→ Work to be completed
Copy out all the lines in the records that include the word "RunII".

Stored data:
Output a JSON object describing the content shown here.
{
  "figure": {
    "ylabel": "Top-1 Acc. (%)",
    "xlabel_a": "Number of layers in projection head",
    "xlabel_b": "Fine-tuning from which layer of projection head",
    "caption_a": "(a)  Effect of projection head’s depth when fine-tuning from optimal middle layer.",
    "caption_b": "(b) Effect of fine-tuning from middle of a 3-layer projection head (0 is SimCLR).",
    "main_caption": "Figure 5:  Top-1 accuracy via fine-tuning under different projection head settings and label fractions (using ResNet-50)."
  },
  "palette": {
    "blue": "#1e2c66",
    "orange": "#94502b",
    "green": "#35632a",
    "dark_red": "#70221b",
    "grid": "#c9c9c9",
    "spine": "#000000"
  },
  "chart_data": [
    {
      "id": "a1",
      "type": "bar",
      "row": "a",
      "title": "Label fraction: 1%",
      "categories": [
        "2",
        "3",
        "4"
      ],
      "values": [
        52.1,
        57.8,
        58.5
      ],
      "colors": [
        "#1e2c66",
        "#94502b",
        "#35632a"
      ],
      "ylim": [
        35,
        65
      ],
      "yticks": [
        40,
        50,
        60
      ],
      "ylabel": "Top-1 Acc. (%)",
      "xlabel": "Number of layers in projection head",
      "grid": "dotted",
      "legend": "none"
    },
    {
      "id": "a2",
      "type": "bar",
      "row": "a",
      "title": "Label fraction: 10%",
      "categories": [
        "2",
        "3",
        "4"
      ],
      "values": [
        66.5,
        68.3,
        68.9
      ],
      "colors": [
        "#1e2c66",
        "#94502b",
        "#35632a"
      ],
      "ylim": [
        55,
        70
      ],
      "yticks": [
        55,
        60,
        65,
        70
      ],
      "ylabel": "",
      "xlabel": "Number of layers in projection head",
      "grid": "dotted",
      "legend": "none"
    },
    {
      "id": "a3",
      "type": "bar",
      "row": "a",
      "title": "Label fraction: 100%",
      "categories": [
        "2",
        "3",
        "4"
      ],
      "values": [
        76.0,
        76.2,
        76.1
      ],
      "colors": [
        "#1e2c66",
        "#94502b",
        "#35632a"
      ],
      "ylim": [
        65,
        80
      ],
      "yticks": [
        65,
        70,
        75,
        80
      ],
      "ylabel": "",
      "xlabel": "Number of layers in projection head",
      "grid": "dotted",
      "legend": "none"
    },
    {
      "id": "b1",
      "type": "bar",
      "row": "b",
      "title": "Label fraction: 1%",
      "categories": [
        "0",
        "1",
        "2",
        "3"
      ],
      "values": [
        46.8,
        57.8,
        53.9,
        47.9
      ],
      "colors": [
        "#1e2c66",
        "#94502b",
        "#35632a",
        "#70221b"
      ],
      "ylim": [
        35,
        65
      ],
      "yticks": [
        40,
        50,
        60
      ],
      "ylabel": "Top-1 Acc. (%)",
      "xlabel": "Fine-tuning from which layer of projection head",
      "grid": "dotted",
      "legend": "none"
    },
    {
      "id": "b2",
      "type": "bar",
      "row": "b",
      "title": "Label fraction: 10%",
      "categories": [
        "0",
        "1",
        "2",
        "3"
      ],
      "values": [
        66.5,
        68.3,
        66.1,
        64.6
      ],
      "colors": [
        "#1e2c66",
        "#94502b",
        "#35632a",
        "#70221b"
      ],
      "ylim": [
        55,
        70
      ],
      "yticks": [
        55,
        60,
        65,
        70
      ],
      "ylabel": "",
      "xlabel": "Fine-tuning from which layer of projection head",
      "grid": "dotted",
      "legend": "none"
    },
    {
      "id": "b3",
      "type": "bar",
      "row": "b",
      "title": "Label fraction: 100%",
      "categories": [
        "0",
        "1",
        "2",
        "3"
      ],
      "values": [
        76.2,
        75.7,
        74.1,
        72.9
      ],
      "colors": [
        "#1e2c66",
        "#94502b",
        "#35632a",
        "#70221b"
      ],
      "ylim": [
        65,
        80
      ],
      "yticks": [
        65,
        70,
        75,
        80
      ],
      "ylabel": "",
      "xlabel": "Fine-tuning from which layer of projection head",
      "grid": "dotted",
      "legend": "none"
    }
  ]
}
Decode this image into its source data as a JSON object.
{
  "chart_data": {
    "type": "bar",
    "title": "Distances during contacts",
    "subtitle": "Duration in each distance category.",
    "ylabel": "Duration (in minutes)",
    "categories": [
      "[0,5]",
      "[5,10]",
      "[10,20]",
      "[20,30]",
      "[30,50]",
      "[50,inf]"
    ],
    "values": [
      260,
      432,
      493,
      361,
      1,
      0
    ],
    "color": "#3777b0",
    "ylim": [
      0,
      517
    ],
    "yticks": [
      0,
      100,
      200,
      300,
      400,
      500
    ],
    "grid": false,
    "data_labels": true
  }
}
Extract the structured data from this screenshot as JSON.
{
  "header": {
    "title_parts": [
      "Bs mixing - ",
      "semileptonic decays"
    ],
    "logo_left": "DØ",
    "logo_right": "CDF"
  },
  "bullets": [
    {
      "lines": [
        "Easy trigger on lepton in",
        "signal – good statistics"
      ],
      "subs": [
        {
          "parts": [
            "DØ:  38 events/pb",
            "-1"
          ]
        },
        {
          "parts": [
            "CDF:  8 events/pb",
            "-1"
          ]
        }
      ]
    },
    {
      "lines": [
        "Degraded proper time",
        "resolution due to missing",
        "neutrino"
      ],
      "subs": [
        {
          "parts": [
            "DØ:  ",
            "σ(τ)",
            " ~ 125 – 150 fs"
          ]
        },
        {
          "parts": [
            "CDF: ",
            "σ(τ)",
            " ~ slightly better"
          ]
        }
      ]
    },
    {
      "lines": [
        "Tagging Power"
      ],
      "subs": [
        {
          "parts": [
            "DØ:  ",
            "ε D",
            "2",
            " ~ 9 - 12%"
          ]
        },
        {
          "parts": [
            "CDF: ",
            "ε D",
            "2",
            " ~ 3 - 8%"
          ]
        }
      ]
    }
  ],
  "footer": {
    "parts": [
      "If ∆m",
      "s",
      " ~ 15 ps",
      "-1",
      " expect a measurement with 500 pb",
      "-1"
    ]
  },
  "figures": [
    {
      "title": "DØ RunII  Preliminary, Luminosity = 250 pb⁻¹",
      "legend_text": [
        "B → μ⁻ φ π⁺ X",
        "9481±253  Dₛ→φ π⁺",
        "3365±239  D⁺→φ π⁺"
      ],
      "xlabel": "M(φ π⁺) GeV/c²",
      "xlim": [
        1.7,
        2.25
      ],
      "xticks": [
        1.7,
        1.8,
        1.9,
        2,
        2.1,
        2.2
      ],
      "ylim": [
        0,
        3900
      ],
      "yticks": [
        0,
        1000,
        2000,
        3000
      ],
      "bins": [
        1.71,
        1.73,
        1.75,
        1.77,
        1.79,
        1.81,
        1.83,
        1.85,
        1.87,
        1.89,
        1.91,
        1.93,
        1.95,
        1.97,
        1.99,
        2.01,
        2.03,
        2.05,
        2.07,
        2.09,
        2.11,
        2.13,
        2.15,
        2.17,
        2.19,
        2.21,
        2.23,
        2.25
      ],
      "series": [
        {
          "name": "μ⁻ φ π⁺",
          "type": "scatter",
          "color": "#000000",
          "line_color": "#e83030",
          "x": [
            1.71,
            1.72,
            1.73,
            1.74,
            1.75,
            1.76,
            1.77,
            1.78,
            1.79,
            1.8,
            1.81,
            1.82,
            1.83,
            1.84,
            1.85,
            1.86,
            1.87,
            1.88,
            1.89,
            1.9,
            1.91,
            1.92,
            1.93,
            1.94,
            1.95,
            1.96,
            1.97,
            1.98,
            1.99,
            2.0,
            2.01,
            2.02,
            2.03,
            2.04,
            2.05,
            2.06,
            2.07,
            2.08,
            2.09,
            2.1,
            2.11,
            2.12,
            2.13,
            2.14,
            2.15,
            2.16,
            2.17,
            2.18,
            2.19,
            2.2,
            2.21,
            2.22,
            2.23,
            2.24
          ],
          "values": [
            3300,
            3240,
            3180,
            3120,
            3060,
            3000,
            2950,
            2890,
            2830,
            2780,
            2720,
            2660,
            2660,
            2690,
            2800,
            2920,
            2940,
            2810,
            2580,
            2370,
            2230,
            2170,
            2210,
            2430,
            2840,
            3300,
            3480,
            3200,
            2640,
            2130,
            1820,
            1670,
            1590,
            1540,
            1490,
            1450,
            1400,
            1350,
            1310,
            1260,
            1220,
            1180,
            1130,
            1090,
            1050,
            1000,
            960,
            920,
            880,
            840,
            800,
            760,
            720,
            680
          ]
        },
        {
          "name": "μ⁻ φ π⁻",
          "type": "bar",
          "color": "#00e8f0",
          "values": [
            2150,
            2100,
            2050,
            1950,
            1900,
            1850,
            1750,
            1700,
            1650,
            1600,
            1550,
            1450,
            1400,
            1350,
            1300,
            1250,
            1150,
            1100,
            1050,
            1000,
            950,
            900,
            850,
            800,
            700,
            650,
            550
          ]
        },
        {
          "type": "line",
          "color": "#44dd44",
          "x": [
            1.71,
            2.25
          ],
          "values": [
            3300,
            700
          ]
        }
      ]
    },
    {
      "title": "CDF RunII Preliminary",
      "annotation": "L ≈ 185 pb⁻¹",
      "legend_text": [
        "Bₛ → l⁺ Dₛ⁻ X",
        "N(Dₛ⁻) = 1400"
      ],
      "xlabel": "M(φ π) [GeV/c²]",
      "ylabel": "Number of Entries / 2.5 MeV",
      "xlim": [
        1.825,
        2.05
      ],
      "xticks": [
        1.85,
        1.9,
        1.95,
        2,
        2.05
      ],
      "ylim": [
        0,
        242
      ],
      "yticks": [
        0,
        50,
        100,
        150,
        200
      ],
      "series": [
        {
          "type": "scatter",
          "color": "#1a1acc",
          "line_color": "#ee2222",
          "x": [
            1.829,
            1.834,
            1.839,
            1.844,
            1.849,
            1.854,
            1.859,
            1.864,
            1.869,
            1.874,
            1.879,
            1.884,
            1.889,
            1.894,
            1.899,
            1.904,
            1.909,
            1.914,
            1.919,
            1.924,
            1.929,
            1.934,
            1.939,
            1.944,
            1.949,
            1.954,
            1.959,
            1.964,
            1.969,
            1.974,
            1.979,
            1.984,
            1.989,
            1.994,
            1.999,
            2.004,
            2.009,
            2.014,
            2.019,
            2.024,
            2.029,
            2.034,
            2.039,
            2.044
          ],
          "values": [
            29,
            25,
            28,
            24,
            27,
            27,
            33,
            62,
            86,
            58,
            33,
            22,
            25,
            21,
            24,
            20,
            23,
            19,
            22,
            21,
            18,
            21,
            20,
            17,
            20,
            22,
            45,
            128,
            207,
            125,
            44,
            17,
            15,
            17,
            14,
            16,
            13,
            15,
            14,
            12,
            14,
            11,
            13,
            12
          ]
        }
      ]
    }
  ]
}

→ Written answer
      "title": "DØ RunII  Preliminary, Luminosity = 250 pb⁻¹",
      "title": "CDF RunII Preliminary",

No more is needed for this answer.